Turn the lines of all the records below into a numbered list, skipping any blank lines and leaving out the pictures.

::::::::::

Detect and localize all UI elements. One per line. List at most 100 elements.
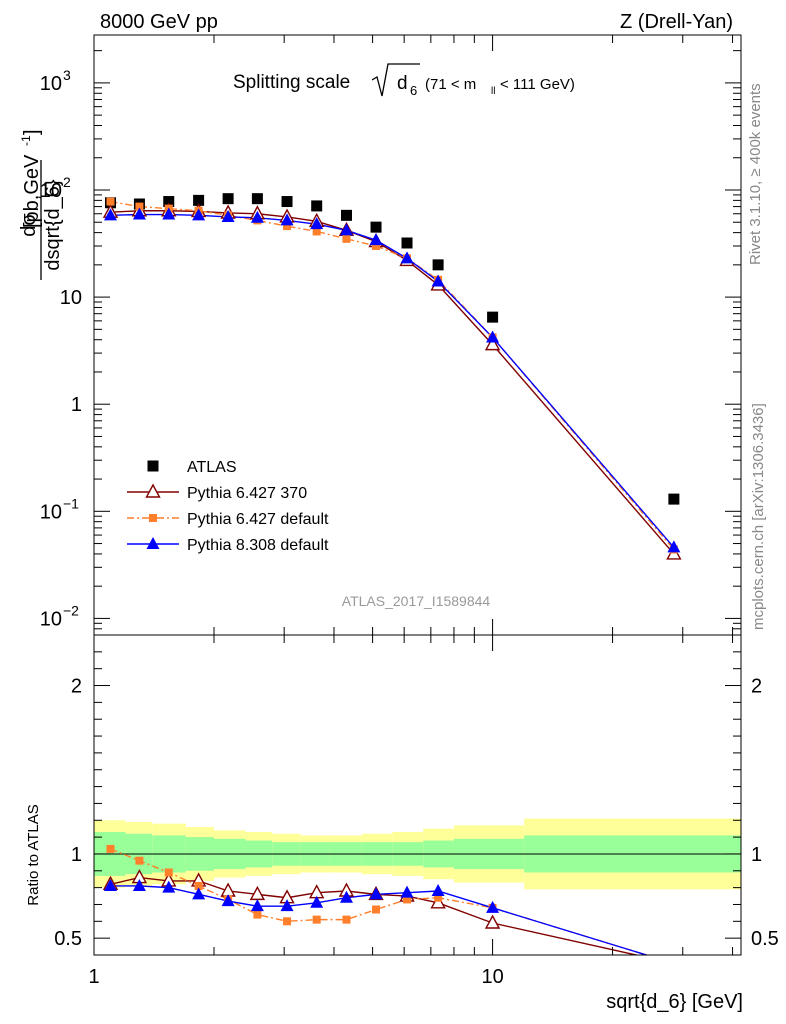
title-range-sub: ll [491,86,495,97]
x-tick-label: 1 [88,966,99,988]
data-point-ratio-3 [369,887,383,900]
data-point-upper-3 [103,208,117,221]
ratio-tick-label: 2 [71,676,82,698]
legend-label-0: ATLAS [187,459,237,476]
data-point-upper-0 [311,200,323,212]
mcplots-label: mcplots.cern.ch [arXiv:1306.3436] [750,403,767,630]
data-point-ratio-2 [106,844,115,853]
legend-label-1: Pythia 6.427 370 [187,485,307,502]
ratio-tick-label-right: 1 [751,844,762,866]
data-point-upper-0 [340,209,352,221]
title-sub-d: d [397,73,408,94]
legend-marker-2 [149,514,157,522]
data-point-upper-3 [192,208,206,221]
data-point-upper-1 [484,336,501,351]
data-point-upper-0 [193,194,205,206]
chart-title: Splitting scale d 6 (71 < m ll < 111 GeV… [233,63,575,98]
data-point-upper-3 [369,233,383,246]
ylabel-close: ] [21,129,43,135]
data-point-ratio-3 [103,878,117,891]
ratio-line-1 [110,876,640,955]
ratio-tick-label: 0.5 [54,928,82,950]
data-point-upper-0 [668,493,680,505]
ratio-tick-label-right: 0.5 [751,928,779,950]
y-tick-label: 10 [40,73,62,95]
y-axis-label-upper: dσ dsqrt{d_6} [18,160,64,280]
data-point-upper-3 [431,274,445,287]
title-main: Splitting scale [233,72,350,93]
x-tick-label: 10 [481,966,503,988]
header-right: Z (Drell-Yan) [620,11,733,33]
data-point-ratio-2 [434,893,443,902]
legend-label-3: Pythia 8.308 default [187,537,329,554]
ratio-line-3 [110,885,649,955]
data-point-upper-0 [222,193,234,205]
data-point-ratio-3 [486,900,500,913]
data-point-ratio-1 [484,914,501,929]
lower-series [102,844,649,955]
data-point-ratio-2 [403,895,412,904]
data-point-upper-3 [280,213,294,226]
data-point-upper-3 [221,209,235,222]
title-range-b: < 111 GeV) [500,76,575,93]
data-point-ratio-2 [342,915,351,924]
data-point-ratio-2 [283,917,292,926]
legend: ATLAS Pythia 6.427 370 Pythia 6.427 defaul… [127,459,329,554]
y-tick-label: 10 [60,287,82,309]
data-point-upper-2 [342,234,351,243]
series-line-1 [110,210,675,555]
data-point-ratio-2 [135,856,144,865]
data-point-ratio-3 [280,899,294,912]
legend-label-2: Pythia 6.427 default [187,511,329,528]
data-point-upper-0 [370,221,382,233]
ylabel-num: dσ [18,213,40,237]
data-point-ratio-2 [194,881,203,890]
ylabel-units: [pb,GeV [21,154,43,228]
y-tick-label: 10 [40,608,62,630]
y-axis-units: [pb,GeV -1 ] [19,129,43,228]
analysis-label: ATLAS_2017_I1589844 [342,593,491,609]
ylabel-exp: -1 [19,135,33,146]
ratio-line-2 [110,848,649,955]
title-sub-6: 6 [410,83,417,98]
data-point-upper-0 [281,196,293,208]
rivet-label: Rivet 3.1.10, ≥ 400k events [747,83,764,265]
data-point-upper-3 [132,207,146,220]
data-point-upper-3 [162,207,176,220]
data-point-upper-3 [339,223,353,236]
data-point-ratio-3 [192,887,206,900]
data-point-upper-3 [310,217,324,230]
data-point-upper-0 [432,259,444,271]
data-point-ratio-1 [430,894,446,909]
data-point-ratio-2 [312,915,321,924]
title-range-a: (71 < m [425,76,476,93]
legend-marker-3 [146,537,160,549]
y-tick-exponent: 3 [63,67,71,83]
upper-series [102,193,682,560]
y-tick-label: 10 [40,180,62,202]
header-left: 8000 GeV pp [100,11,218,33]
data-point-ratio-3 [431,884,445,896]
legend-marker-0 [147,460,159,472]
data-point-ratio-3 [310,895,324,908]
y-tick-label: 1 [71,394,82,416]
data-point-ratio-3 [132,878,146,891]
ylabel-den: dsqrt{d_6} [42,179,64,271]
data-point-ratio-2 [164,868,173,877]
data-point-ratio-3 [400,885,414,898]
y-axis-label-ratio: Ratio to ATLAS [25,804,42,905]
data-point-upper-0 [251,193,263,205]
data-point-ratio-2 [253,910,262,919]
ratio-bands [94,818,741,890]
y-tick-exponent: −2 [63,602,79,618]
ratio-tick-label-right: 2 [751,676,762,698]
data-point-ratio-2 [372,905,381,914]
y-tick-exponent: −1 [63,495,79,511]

::::::::::

**Expected output**:
1. Detect and localize all UI elements. One per line. List at most 100 elements.
2. title-range-sub: ll [491,86,495,97]
3. x-tick-label: 1 [88,966,99,988]
4. data-point-ratio-3 [369,887,383,900]
5. data-point-upper-3 [103,208,117,221]
6. ratio-tick-label: 2 [71,676,82,698]
7. legend-label-0: ATLAS [187,459,237,476]
8. data-point-upper-0 [311,200,323,212]
9. mcplots-label: mcplots.cern.ch [arXiv:1306.3436] [750,403,767,630]
10. data-point-ratio-2 [106,844,115,853]
11. legend-label-1: Pythia 6.427 370 [187,485,307,502]
12. ratio-tick-label-right: 1 [751,844,762,866]
13. data-point-upper-0 [340,209,352,221]
14. title-sub-d: d [397,73,408,94]
15. legend-marker-2 [149,514,157,522]
16. data-point-upper-3 [192,208,206,221]
17. data-point-upper-1 [484,336,501,351]
18. data-point-upper-0 [193,194,205,206]
19. chart-title: Splitting scale d 6 (71 < m ll < 111 GeV… [233,63,575,98]
20. data-point-upper-3 [369,233,383,246]
21. ylabel-close: ] [21,129,43,135]
22. data-point-ratio-3 [103,878,117,891]
23. ratio-line-1 [110,876,640,955]
24. ratio-tick-label: 0.5 [54,928,82,950]
25. data-point-upper-0 [668,493,680,505]
26. ratio-tick-label-right: 0.5 [751,928,779,950]
27. y-tick-label: 10 [40,73,62,95]
28. y-axis-label-upper: dσ dsqrt{d_6} [18,160,64,280]
29. data-point-upper-3 [431,274,445,287]
30. title-main: Splitting scale [233,72,350,93]
31. x-tick-label: 10 [481,966,503,988]
32. header-right: Z (Drell-Yan) [620,11,733,33]
33. data-point-ratio-2 [434,893,443,902]
34. legend-label-3: Pythia 8.308 default [187,537,329,554]
35. ratio-line-3 [110,885,649,955]
36. data-point-upper-0 [222,193,234,205]
37. data-point-ratio-3 [486,900,500,913]
38. data-point-ratio-1 [484,914,501,929]
39. lower-series [102,844,649,955]
40. data-point-ratio-2 [403,895,412,904]
41. data-point-upper-3 [280,213,294,226]
42. data-point-upper-3 [221,209,235,222]
43. title-range-b: < 111 GeV) [500,76,575,93]
44. data-point-ratio-2 [342,915,351,924]
45. data-point-ratio-2 [283,917,292,926]
46. legend: ATLAS Pythia 6.427 370 Pythia 6.427 defaul… [127,459,329,554]
47. y-tick-label: 10 [60,287,82,309]
48. data-point-upper-2 [342,234,351,243]
49. series-line-1 [110,210,675,555]
50. data-point-ratio-2 [135,856,144,865]
51. data-point-ratio-3 [280,899,294,912]
52. legend-label-2: Pythia 6.427 default [187,511,329,528]
53. data-point-upper-0 [370,221,382,233]
54. ylabel-num: dσ [18,213,40,237]
55. data-point-ratio-2 [194,881,203,890]
56. ylabel-units: [pb,GeV [21,154,43,228]
57. y-tick-label: 10 [40,608,62,630]
58. y-axis-units: [pb,GeV -1 ] [19,129,43,228]
59. analysis-label: ATLAS_2017_I1589844 [342,593,491,609]
60. ylabel-exp: -1 [19,135,33,146]
61. ratio-line-2 [110,848,649,955]
62. title-sub-6: 6 [410,83,417,98]
63. data-point-upper-0 [281,196,293,208]
64. rivet-label: Rivet 3.1.10, ≥ 400k events [747,83,764,265]
65. data-point-upper-3 [132,207,146,220]
66. data-point-upper-3 [162,207,176,220]
67. data-point-upper-3 [339,223,353,236]
68. data-point-ratio-3 [192,887,206,900]
69. data-point-upper-3 [310,217,324,230]
70. data-point-upper-0 [432,259,444,271]
71. data-point-ratio-1 [430,894,446,909]
72. data-point-ratio-2 [312,915,321,924]
73. title-range-a: (71 < m [425,76,476,93]
74. legend-marker-3 [146,537,160,549]
75. y-tick-exponent: 3 [63,67,71,83]
76. upper-series [102,193,682,560]
77. y-tick-label: 10 [40,180,62,202]
78. header-left: 8000 GeV pp [100,11,218,33]
79. data-point-ratio-3 [431,884,445,896]
80. legend-marker-0 [147,460,159,472]
81. data-point-ratio-3 [310,895,324,908]
82. y-tick-label: 1 [71,394,82,416]
83. data-point-ratio-3 [132,878,146,891]
84. ylabel-den: dsqrt{d_6} [42,179,64,271]
85. data-point-ratio-2 [164,868,173,877]
86. data-point-ratio-3 [400,885,414,898]
87. y-axis-label-ratio: Ratio to ATLAS [25,804,42,905]
88. data-point-upper-0 [251,193,263,205]
89. data-point-ratio-2 [253,910,262,919]
90. ratio-bands [94,818,741,890]
91. y-tick-exponent: −2 [63,602,79,618]
92. ratio-tick-label-right: 2 [751,676,762,698]
93. data-point-ratio-2 [372,905,381,914]
94. y-tick-exponent: −1 [63,495,79,511]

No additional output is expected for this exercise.